> EXERCISE INSTRUCTIONS
Lines containing the word "ορίζεται" should be extracted in full.

> PROVIDED RECORDS
=-=-=

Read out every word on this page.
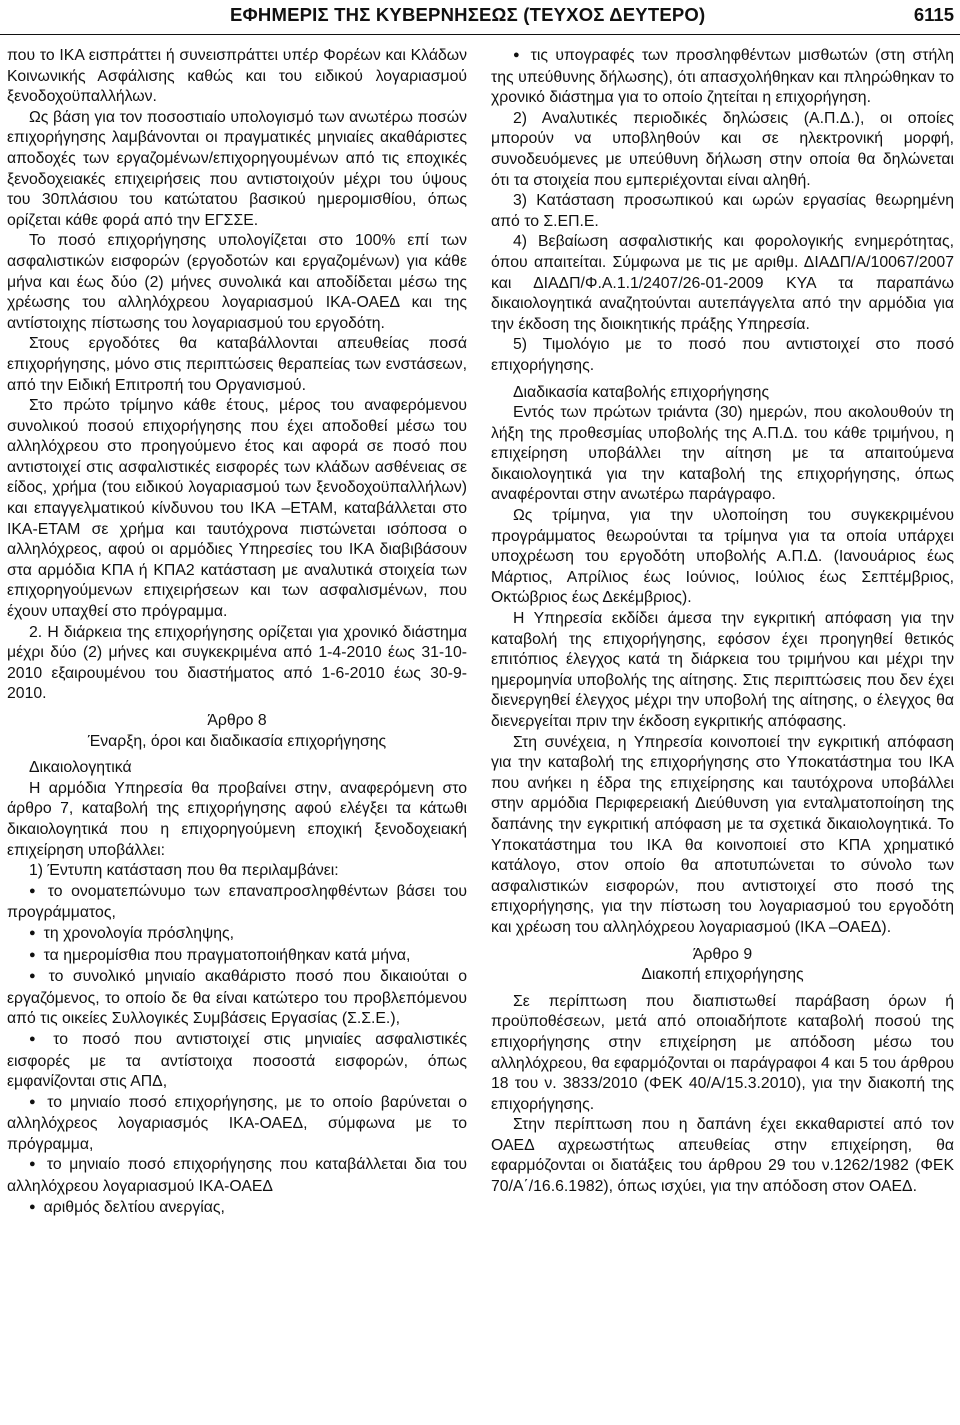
ΕΦΗΜΕΡΙΣ ΤΗΣ ΚΥΒΕΡΝΗΣΕΩΣ (ΤΕΥΧΟΣ ΔΕΥΤΕΡΟ)	6115

που το ΙΚΑ εισπράττει ή συνεισπράττει υπέρ Φορέων και Κλάδων Κοινωνικής Ασφάλισης καθώς και του ειδικού λογαριασμού ξενοδοχοϋπαλλήλων.

Ως βάση για τον ποσοστιαίο υπολογισμό των ανωτέρω ποσών επιχορήγησης λαμβάνονται οι πραγματικές μηνιαίες ακαθάριστες αποδοχές των εργαζομένων/επιχορηγουμένων από τις εποχικές ξενοδοχειακές επιχειρήσεις που αντιστοιχούν μέχρι του ύψους του 30πλάσιου του κατώτατου βασικού ημερομισθίου, όπως ορίζεται κάθε φορά από την ΕΓΣΣΕ.

Το ποσό επιχορήγησης υπολογίζεται στο 100% επί των ασφαλιστικών εισφορών (εργοδοτών και εργαζομένων) για κάθε μήνα και έως δύο (2) μήνες συνολικά και αποδίδεται μέσω της χρέωσης του αλληλόχρεου λογαριασμού ΙΚΑ-ΟΑΕΔ και της αντίστοιχης πίστωσης του λογαριασμού του εργοδότη.

Στους εργοδότες θα καταβάλλονται απευθείας ποσά επιχορήγησης, μόνο στις περιπτώσεις θεραπείας των ενστάσεων, από την Ειδική Επιτροπή του Οργανισμού.

Στο πρώτο τρίμηνο κάθε έτους, μέρος του αναφερόμενου συνολικού ποσού επιχορήγησης που έχει αποδοθεί μέσω του αλληλόχρεου στο προηγούμενο έτος και αφορά σε ποσό που αντιστοιχεί στις ασφαλιστικές εισφορές των κλάδων ασθένειας σε είδος, χρήμα (του ειδικού λογαριασμού των ξενοδοχοϋπαλλήλων) και επαγγελματικού κίνδυνου του ΙΚΑ –ΕΤΑΜ, καταβάλλεται στο ΙΚΑ-ΕΤΑΜ σε χρήμα και ταυτόχρονα πιστώνεται ισόποσα ο αλληλόχρεος, αφού οι αρμόδιες Υπηρεσίες του ΙΚΑ διαβιβάσουν στα αρμόδια ΚΠΑ ή ΚΠΑ2 κατάσταση με αναλυτικά στοιχεία των επιχορηγούμενων επιχειρήσεων και των ασφαλισμένων, που έχουν υπαχθεί στο πρόγραμμα.

2. Η διάρκεια της επιχορήγησης ορίζεται για χρονικό διάστημα μέχρι δύο (2) μήνες και συγκεκριμένα από 1-4-2010 έως 31-10-2010 εξαιρουμένου του διαστήματος από 1-6-2010 έως 30-9-2010.

Άρθρο 8

Έναρξη, όροι και διαδικασία επιχορήγησης

Δικαιολογητικά

Η αρμόδια Υπηρεσία θα προβαίνει στην, αναφερόμενη στο άρθρο 7, καταβολή της επιχορήγησης αφού ελέγξει τα κάτωθι δικαιολογητικά που η επιχορηγούμενη εποχική ξενοδοχειακή επιχείρηση υποβάλλει:

1) Έντυπη κατάσταση που θα περιλαμβάνει:

● το ονοματεπώνυμο των επαναπροσληφθέντων βάσει του προγράμματος,

● τη χρονολογία πρόσληψης,

● τα ημερομίσθια που πραγματοποιήθηκαν κατά μήνα,

● το συνολικό μηνιαίο ακαθάριστο ποσό που δικαιούται ο εργαζόμενος, το οποίο δε θα είναι κατώτερο του προβλεπόμενου από τις οικείες Συλλογικές Συμβάσεις Εργασίας (Σ.Σ.Ε.),

● το ποσό που αντιστοιχεί στις μηνιαίες ασφαλιστικές εισφορές με τα αντίστοιχα ποσοστά εισφορών, όπως εμφανίζονται στις ΑΠΔ,

● το μηνιαίο ποσό επιχορήγησης, με το οποίο βαρύνεται ο αλληλόχρεος λογαριασμός ΙΚΑ-ΟΑΕΔ, σύμφωνα με το πρόγραμμα,

● το μηνιαίο ποσό επιχορήγησης που καταβάλλεται δια του αλληλόχρεου λογαριασμού ΙΚΑ-ΟΑΕΔ

● αριθμός δελτίου ανεργίας,

● τις υπογραφές των προσληφθέντων μισθωτών (στη στήλη της υπεύθυνης δήλωσης), ότι απασχολήθηκαν και πληρώθηκαν το χρονικό διάστημα για το οποίο ζητείται η επιχορήγηση.

2) Αναλυτικές περιοδικές δηλώσεις (Α.Π.Δ.), οι οποίες μπορούν να υποβληθούν και σε ηλεκτρονική μορφή, συνοδευόμενες με υπεύθυνη δήλωση στην οποία θα δηλώνεται ότι τα στοιχεία που εμπεριέχονται είναι αληθή.

3) Κατάσταση προσωπικού και ωρών εργασίας θεωρημένη από το Σ.ΕΠ.Ε.

4) Βεβαίωση ασφαλιστικής και φορολογικής ενημερότητας, όπου απαιτείται. Σύμφωνα με τις με αριθμ. ΔΙΑΔΠ/Α/10067/2007 και ΔΙΑΔΠ/Φ.Α.1.1/2407/26-01-2009 ΚΥΑ τα παραπάνω δικαιολογητικά αναζητούνται αυτεπάγγελτα από την αρμόδια για την έκδοση της διοικητικής πράξης Υπηρεσία.

5) Τιμολόγιο με το ποσό που αντιστοιχεί στο ποσό επιχορήγησης.

Διαδικασία καταβολής επιχορήγησης

Εντός των πρώτων τριάντα (30) ημερών, που ακολουθούν τη λήξη της προθεσμίας υποβολής της Α.Π.Δ. του κάθε τριμήνου, η επιχείρηση υποβάλλει την αίτηση με τα απαιτούμενα δικαιολογητικά για την καταβολή της επιχορήγησης, όπως αναφέρονται στην ανωτέρω παράγραφο.

Ως τρίμηνα, για την υλοποίηση του συγκεκριμένου προγράμματος θεωρούνται τα τρίμηνα για τα οποία υπάρχει υποχρέωση του εργοδότη υποβολής Α.Π.Δ. (Ιανουάριος έως Μάρτιος, Απρίλιος έως Ιούνιος, Ιούλιος έως Σεπτέμβριος, Οκτώβριος έως Δεκέμβριος).

Η Υπηρεσία εκδίδει άμεσα την εγκριτική απόφαση για την καταβολή της επιχορήγησης, εφόσον έχει προηγηθεί θετικός επιτόπιος έλεγχος κατά τη διάρκεια του τριμήνου και μέχρι την ημερομηνία υποβολής της αίτησης. Στις περιπτώσεις που δεν έχει διενεργηθεί έλεγχος μέχρι την υποβολή της αίτησης, ο έλεγχος θα διενεργείται πριν την έκδοση εγκριτικής απόφασης.

Στη συνέχεια, η Υπηρεσία κοινοποιεί την εγκριτική απόφαση για την καταβολή της επιχορήγησης στο Υποκατάστημα του ΙΚΑ που ανήκει η έδρα της επιχείρησης και ταυτόχρονα υποβάλλει στην αρμόδια Περιφερειακή Διεύθυνση για ενταλματοποίηση της δαπάνης την εγκριτική απόφαση με τα σχετικά δικαιολογητικά. Το Υποκατάστημα του ΙΚΑ θα κοινοποιεί στο ΚΠΑ χρηματικό κατάλογο, στον οποίο θα αποτυπώνεται το σύνολο των ασφαλιστικών εισφορών, που αντιστοιχεί στο ποσό της επιχορήγησης, για την πίστωση του λογαριασμού του εργοδότη και χρέωση του αλληλόχρεου λογαριασμού (ΙΚΑ –ΟΑΕΔ).

Άρθρο 9

Διακοπή επιχορήγησης

Σε περίπτωση που διαπιστωθεί παράβαση όρων ή προϋποθέσεων, μετά από οποιαδήποτε καταβολή ποσού της επιχορήγησης στην επιχείρηση με απόδοση μέσω του αλληλόχρεου, θα εφαρμόζονται οι παράγραφοι 4 και 5 του άρθρου 18 του ν. 3833/2010 (ΦΕΚ 40/Α/15.3.2010), για την διακοπή της επιχορήγησης.

Στην περίπτωση που η δαπάνη έχει εκκαθαριστεί από τον ΟΑΕΔ αχρεωστήτως απευθείας στην επιχείρηση, θα εφαρμόζονται οι διατάξεις του άρθρου 29 του ν.1262/1982 (ΦΕΚ 70/Α΄/16.6.1982), όπως ισχύει, για την απόδοση στον ΟΑΕΔ.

=-=-=

> OUTPUT
Ως βάση για τον ποσοστιαίο υπολογισμό των ανωτέρω ποσών επιχορήγησης λαμβάνονται οι πραγματικές μηνιαίες ακαθάριστες αποδοχές των εργαζομένων/επιχορηγουμένων από τις εποχικές ξενοδοχειακές επιχειρήσεις που αντιστοιχούν μέχρι του ύψους του 30πλάσιου του κατώτατου βασικού ημερομισθίου, όπως ορίζεται κάθε φορά από την ΕΓΣΣΕ.
2. Η διάρκεια της επιχορήγησης ορίζεται για χρονικό διάστημα μέχρι δύο (2) μήνες και συγκεκριμένα από 1-4-2010 έως 31-10-2010 εξαιρουμένου του διαστήματος από 1-6-2010 έως 30-9-2010.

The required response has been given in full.